TO BE DONE — Copy out all lines of the records in which the word "xlabel" appears.

Excerpts from a figure dataset —
* START *

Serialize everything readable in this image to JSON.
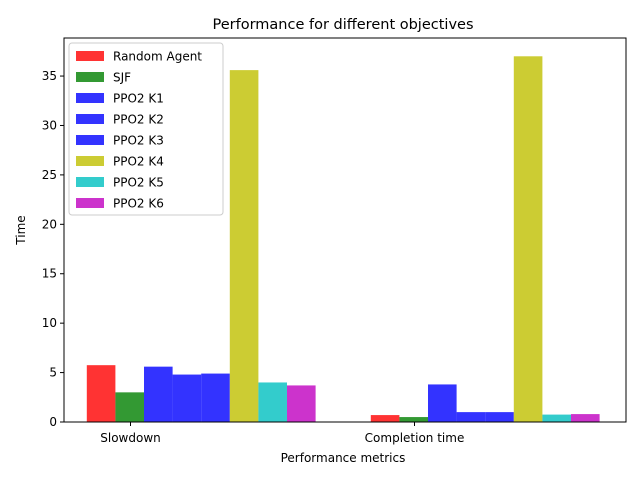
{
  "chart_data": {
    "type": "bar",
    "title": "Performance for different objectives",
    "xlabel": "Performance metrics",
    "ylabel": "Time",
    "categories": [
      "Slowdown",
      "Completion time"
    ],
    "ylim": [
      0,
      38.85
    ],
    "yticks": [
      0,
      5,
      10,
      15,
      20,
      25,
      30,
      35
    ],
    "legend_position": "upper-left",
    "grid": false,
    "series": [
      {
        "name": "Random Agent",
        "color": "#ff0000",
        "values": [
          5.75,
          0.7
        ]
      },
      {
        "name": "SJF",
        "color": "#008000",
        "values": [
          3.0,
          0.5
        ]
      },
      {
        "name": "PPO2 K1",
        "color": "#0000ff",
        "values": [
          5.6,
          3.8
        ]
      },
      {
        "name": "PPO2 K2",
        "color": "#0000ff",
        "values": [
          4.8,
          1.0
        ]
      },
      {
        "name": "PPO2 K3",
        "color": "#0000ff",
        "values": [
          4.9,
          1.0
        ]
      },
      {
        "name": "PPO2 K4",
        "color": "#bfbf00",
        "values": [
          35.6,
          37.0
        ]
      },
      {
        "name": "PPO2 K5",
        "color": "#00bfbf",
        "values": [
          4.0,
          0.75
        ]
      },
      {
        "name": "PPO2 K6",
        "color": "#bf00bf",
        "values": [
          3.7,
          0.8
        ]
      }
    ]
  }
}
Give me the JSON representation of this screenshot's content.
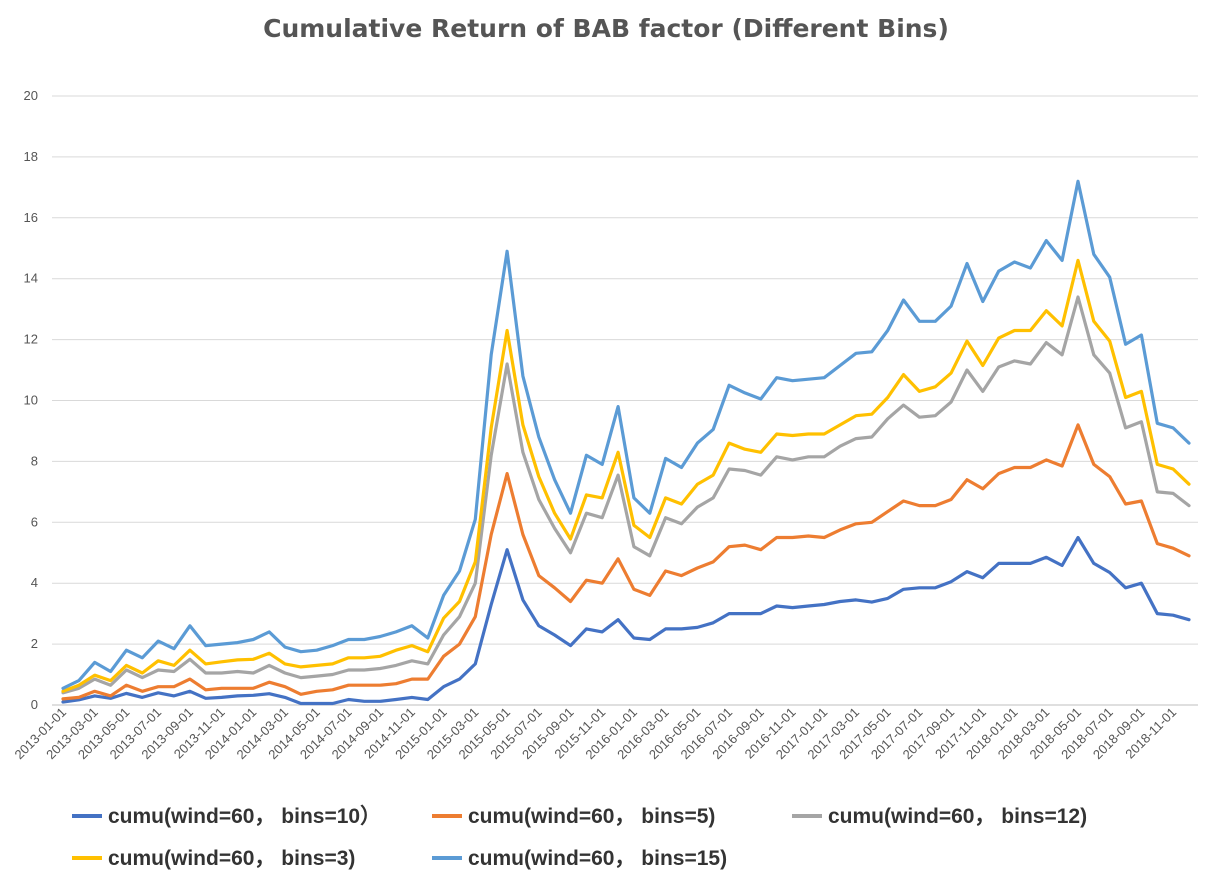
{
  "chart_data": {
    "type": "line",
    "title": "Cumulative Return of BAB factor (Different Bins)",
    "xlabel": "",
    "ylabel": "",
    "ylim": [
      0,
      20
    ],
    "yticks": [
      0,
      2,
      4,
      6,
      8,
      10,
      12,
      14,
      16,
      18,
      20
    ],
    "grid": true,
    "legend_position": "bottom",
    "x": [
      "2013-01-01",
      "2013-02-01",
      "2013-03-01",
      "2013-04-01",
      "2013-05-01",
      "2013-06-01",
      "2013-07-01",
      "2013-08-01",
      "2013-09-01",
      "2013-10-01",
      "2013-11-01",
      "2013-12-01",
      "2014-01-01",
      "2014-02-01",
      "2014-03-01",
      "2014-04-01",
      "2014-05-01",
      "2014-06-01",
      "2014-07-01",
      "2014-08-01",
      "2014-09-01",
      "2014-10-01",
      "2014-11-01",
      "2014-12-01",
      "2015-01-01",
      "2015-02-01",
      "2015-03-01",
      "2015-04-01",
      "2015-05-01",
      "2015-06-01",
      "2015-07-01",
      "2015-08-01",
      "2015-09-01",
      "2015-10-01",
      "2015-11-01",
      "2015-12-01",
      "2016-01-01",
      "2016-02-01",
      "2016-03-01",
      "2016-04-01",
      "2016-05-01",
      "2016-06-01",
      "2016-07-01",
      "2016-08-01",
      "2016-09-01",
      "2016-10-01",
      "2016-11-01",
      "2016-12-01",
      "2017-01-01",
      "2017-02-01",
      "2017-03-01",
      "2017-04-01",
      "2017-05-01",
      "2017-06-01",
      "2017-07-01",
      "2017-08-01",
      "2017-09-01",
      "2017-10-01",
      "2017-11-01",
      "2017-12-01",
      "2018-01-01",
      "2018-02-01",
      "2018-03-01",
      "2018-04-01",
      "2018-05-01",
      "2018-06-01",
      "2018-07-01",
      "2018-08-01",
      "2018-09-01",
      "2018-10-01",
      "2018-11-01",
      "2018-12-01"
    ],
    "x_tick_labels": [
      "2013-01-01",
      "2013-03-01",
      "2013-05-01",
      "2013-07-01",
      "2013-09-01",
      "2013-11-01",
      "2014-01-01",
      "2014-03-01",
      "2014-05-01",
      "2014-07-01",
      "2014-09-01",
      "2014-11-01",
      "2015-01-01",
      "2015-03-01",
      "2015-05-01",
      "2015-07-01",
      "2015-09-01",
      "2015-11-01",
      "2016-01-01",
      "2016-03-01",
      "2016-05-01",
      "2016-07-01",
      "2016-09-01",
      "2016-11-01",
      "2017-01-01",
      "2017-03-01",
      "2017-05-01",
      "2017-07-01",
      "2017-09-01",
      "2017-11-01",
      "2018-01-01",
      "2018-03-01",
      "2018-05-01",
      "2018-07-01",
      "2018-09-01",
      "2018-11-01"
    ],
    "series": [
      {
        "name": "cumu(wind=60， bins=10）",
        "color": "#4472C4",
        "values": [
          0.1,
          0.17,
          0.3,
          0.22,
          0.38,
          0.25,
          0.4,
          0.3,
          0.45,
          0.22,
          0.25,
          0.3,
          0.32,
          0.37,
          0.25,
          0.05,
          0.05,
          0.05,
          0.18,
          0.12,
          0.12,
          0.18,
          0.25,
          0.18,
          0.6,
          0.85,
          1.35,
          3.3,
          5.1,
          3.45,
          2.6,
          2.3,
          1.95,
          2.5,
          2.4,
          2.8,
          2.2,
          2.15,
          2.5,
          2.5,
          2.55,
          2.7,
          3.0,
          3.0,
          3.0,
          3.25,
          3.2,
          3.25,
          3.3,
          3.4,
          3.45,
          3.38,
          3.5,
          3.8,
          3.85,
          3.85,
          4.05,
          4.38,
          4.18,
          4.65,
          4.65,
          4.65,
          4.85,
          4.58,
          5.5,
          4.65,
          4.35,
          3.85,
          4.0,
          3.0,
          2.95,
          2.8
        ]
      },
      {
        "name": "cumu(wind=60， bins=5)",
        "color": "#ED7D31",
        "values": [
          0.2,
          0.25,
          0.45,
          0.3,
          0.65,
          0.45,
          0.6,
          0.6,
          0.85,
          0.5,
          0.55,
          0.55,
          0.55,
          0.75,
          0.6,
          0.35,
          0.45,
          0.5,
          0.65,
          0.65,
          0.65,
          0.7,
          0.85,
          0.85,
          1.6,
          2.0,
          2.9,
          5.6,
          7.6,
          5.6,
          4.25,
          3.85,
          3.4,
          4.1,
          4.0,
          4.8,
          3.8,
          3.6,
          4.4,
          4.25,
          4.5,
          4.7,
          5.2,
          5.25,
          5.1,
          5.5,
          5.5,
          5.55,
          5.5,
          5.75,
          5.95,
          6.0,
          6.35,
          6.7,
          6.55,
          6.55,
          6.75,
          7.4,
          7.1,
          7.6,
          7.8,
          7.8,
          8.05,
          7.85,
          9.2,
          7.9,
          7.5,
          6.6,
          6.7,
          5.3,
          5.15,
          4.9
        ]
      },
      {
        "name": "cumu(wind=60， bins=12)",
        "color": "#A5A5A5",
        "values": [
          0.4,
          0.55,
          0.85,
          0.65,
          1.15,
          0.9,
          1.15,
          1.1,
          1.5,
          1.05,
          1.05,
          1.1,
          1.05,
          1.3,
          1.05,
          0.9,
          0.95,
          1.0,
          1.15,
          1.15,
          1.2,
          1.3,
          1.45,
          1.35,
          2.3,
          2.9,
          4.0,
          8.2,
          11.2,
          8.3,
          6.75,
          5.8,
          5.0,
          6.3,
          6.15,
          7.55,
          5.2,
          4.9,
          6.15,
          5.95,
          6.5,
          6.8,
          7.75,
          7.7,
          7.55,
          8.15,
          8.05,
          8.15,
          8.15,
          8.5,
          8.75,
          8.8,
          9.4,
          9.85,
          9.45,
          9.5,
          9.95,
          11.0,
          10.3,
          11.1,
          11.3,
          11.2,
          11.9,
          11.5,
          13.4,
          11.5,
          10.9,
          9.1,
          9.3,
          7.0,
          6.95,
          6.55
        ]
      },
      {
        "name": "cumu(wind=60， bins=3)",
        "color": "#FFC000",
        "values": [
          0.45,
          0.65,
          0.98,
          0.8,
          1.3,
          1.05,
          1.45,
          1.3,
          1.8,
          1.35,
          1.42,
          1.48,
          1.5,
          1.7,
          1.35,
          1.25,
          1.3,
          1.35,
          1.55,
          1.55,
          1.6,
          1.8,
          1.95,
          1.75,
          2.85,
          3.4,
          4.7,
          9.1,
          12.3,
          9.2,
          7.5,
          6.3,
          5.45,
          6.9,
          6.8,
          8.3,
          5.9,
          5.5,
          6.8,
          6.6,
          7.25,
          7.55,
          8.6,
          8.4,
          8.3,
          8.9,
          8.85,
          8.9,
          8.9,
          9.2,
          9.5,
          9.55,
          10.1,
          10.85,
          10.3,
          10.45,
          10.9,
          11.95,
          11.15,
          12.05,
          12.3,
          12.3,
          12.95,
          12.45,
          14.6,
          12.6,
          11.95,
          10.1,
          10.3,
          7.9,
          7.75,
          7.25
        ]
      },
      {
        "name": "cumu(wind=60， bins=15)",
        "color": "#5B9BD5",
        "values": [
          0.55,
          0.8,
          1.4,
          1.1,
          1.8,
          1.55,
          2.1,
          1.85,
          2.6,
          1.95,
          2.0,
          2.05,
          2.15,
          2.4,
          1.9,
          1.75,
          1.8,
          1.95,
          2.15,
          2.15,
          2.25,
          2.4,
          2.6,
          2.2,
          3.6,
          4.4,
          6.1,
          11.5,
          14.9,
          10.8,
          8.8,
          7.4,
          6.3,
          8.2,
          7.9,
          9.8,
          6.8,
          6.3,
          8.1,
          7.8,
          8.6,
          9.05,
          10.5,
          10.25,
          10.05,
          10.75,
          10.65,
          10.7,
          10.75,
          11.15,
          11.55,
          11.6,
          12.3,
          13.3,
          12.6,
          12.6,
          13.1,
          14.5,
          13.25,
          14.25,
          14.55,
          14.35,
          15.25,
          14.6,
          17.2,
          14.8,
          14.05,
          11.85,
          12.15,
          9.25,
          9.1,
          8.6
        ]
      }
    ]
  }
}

* END *
* START *

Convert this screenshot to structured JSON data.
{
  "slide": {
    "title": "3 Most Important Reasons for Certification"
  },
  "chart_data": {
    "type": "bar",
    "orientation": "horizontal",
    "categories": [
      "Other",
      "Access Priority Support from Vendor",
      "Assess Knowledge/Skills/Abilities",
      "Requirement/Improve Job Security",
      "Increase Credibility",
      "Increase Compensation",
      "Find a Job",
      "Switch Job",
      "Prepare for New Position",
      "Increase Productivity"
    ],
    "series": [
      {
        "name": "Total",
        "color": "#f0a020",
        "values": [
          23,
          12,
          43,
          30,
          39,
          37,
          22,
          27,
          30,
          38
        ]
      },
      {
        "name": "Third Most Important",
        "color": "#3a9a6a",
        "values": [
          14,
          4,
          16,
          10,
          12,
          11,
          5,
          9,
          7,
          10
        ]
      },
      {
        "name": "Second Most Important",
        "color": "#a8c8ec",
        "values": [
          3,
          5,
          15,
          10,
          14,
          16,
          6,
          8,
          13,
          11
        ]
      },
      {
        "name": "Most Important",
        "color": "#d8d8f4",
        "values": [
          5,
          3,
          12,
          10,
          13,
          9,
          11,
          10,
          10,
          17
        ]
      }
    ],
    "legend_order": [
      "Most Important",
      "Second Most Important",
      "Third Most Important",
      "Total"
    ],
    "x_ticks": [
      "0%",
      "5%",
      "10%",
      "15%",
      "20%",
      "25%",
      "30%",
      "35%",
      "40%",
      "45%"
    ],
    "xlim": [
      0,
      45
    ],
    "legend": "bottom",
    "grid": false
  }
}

* END *

ANSWER FOR THIS EXERCISE —
    "xlabel": "Performance metrics",
    "xlabel": "",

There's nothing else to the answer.